= Tarefas do exercício =
A - Segundo o texto sobre a guerra contra o Estado Islâmico, que campanha revelou as insuficiências das forças armadas russas?
B - Prossiga o texto sobre a guerra contra o Estado Islâmico a partir da sua última frase.

Para a Síria e para o Iraque esteve em causa a sua sobrevivência enquanto Estados independentes, desenhados a regra e compasso no desfazer do Império Otomano, no final da i Guerra Mundial. A Turquia, eterna candidata a potência regional, viu na luta contra o califado o perigo da mobilização dos curdos turcos, sírios e iraquianos, armados em grau suficiente para proclamarem a independência do Curdistão. O Irão quis proteger os ganhos no Líbano e na Faixa de Gaza, manter a influência em Damasco e garantir que a guerra ao Estado Islâmico (EI) também era feita por xiitas. A Rússia quis combater a possibilidade de o califado exportar candidatos a califas, primeiro para o Cáucaso e depois para o interior das fronteiras russas, acentuar a dependência do regime de Assad enquanto Estado-cliente e testar as capacidades das suas forças armadas depois de um esforço de reorganização e modernização, esforço tornado imperativo depois das insuficiências reveladas na campanha da Geórgia. Os EUA procuraram manter–se longe da guerra civil síria e fizeram o combate ao EI, primeiro, a partir do governo iraquiano, à contrecoeur, dada a influência de Teerão em Bagdad, e depois com ajuda dos curdos.

= Registos de dados =
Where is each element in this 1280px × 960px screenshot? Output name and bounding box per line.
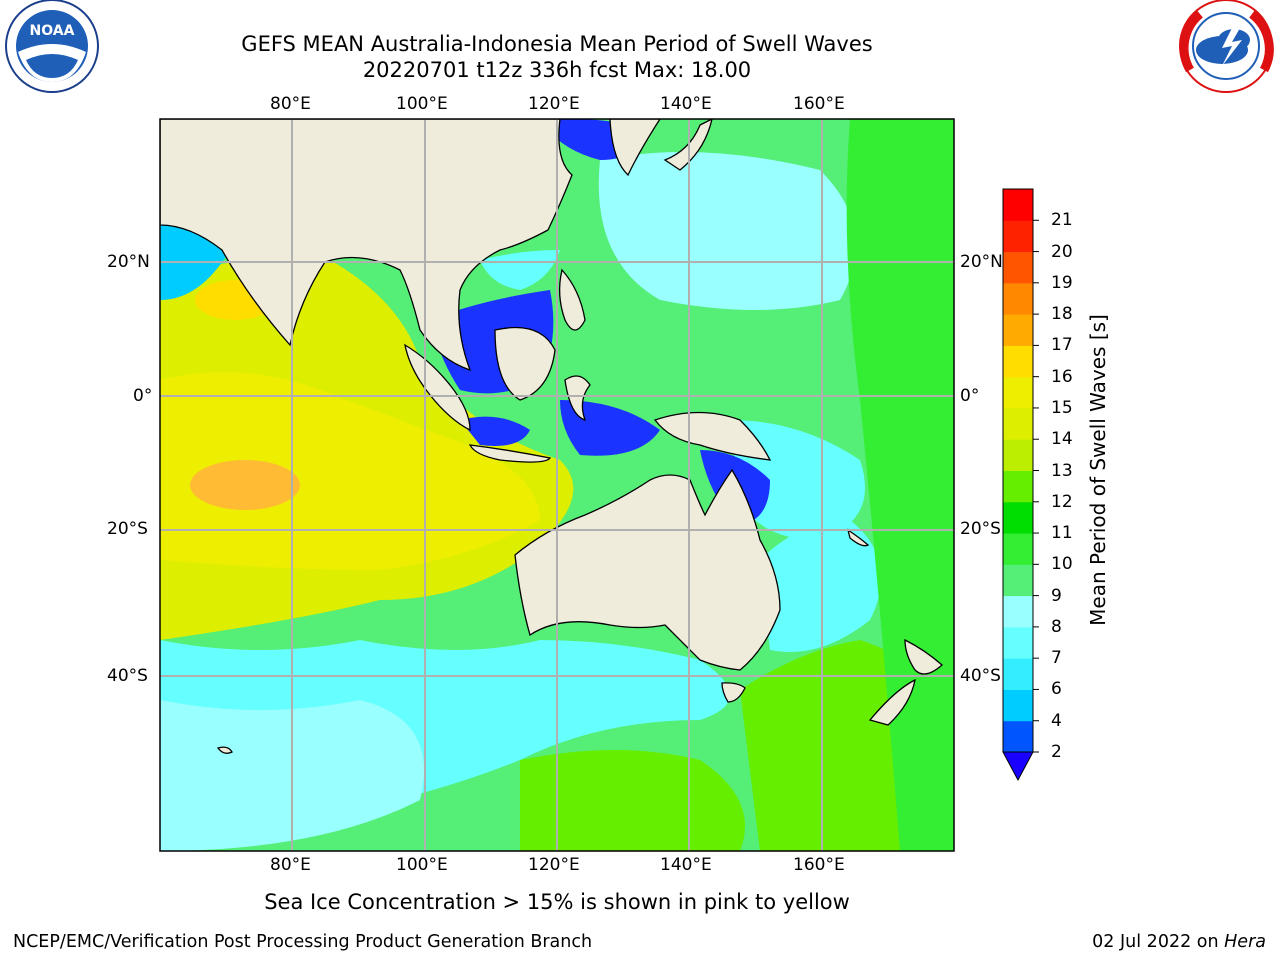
credit-line: NCEP/EMC/Verification Post Processing Pr… xyxy=(13,932,593,952)
colorbar-tick-label: 11 xyxy=(1051,523,1073,544)
colorbar-segment xyxy=(1003,189,1033,221)
colorbar-segment xyxy=(1003,407,1033,440)
lon-label-bottom: 160°E xyxy=(793,855,845,875)
colorbar-tick-label: 8 xyxy=(1051,616,1062,637)
colorbar xyxy=(1002,188,1039,782)
colorbar-tick-label: 21 xyxy=(1051,210,1073,231)
colorbar-segment xyxy=(1003,720,1033,753)
machine-name: Hera xyxy=(1224,932,1266,952)
lon-label-bottom: 80°E xyxy=(270,855,311,875)
noaa-logo-text: NOAA xyxy=(30,23,75,39)
colorbar-tick-label: 4 xyxy=(1051,710,1062,731)
noaa-logo: NOAA xyxy=(5,0,99,93)
colorbar-segment xyxy=(1003,626,1033,659)
lon-label-bottom: 140°E xyxy=(660,855,712,875)
lon-label-top: 120°E xyxy=(528,94,580,114)
lon-label-bottom: 120°E xyxy=(528,855,580,875)
lat-label-left: 20°N xyxy=(107,252,150,272)
land xyxy=(160,119,943,754)
colorbar-tick-label: 14 xyxy=(1051,429,1073,450)
colorbar-segment xyxy=(1003,595,1033,628)
colorbar-tick-label: 17 xyxy=(1051,335,1073,356)
lon-label-top: 80°E xyxy=(270,94,311,114)
lat-label-left: 20°S xyxy=(107,519,148,539)
lat-label-right: 20°S xyxy=(960,519,1001,539)
colorbar-segment xyxy=(1003,376,1033,409)
colorbar-segment xyxy=(1003,564,1033,597)
lat-label-right: 40°S xyxy=(960,666,1001,686)
colorbar-tick-label: 15 xyxy=(1051,397,1073,418)
colorbar-segment xyxy=(1003,345,1033,378)
lat-label-right: 0° xyxy=(960,386,980,406)
colorbar-tick-label: 18 xyxy=(1051,304,1073,325)
lon-label-top: 160°E xyxy=(793,94,845,114)
colorbar-segment xyxy=(1003,314,1033,346)
colorbar-segment xyxy=(1003,282,1033,315)
graticule xyxy=(160,119,954,851)
colorbar-segment xyxy=(1003,501,1033,534)
colorbar-title: Mean Period of Swell Waves [s] xyxy=(1086,314,1110,626)
colorbar-tick-label: 9 xyxy=(1051,585,1062,606)
colorbar-tick-label: 10 xyxy=(1051,554,1073,575)
nws-logo xyxy=(1179,0,1274,93)
date-text: 02 Jul 2022 on xyxy=(1092,932,1225,952)
colorbar-tick-label: 19 xyxy=(1051,272,1073,293)
colorbar-tick-label: 20 xyxy=(1051,241,1073,262)
date-stamp: 02 Jul 2022 on Hera xyxy=(1092,932,1266,952)
colorbar-segment xyxy=(1003,470,1033,503)
lat-label-left: 40°S xyxy=(107,666,148,686)
colorbar-segment xyxy=(1003,658,1033,690)
colorbar-tick-label: 12 xyxy=(1051,491,1073,512)
colorbar-tick-label: 7 xyxy=(1051,648,1062,669)
map-title: GEFS MEAN Australia-Indonesia Mean Perio… xyxy=(241,32,873,56)
map-frame xyxy=(159,118,955,852)
sea-ice-note: Sea Ice Concentration > 15% is shown in … xyxy=(264,890,850,914)
colorbar-tick-label: 16 xyxy=(1051,366,1073,387)
colorbar-tick-label: 13 xyxy=(1051,460,1073,481)
lat-label-right: 20°N xyxy=(960,252,1003,272)
colorbar-segment xyxy=(1003,251,1033,284)
colorbar-segment xyxy=(1003,533,1033,565)
lat-label-left: 0° xyxy=(133,386,153,406)
colorbar-tick-label: 6 xyxy=(1051,679,1062,700)
colorbar-segment xyxy=(1003,689,1033,722)
colorbar-segment xyxy=(1003,220,1033,253)
lon-label-top: 140°E xyxy=(660,94,712,114)
lon-label-top: 100°E xyxy=(396,94,448,114)
map-subtitle: 20220701 t12z 336h fcst Max: 18.00 xyxy=(362,58,752,82)
colorbar-segment xyxy=(1003,439,1033,471)
colorbar-extend-arrow xyxy=(1002,751,1034,782)
lon-label-bottom: 100°E xyxy=(396,855,448,875)
colorbar-tick-label: 2 xyxy=(1051,742,1062,762)
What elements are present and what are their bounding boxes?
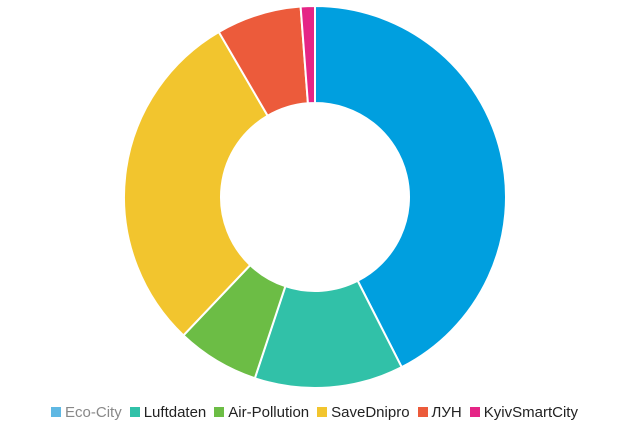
legend-label: ЛУН	[431, 403, 462, 421]
legend-item[interactable]: SaveDnipro	[317, 403, 410, 421]
legend-swatch	[417, 407, 428, 417]
legend-label: KyivSmartCity	[483, 403, 578, 421]
legend-swatch	[469, 407, 480, 417]
legend-swatch	[129, 407, 140, 417]
legend-item[interactable]: ЛУН	[417, 403, 462, 421]
slice-savednipro[interactable]	[123, 30, 270, 337]
legend-item[interactable]: KyivSmartCity	[469, 403, 578, 421]
legend-label: Luftdaten	[143, 403, 207, 421]
legend-item[interactable]: Eco-City	[51, 404, 122, 421]
legend-swatch	[317, 407, 328, 417]
legend-swatch	[214, 407, 225, 417]
legend-item[interactable]: Air-Pollution	[214, 404, 309, 421]
legend-item[interactable]: Luftdaten	[129, 403, 207, 421]
legend-label: SaveDnipro	[331, 403, 410, 421]
legend: Eco-City Luftdaten Air-Pollution SaveDnipro…	[0, 401, 629, 422]
legend-label: Eco-City	[65, 403, 122, 421]
legend-label: Air-Pollution	[228, 403, 310, 421]
slice-kyivsmartcity[interactable]	[299, 4, 316, 105]
donut-plot	[123, 4, 507, 389]
legend-swatch	[51, 407, 62, 417]
slice-eco-city[interactable]	[314, 4, 507, 369]
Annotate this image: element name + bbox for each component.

= Resultados do exercício =
A - A campanha da Geórgia.

B -
Quase desaparecido o califado e, com ele, a força do EI na região, o cenário de guerra civil evoluiu para um confronto entre os protegidos dos EUA (curdos) e os protegidos da aliança forjada entre Rússia, Turquia e Irão (o regime de Assad). Trump colocou forças militares regulares na Síria, não se contentando com o modelo Obama de forças especiais e “conselheiros” militares no apoio às forças curdas. Esta semana, as forças americanas em Manbij bombardearam posições do exército de Assad, que procurava ganhar terreno depois da invasão turca em Afrin. Teremos de voltar aos conflitos da Guerra Fria para encontrar um confronto directo entre forças patrocinadas pelos EUA e pela Rússia (esqueçamos os conflitos da Geórgia e na Ucrânia, que não são comparáveis por ocorrerem nas fronteiras da Federação Russa).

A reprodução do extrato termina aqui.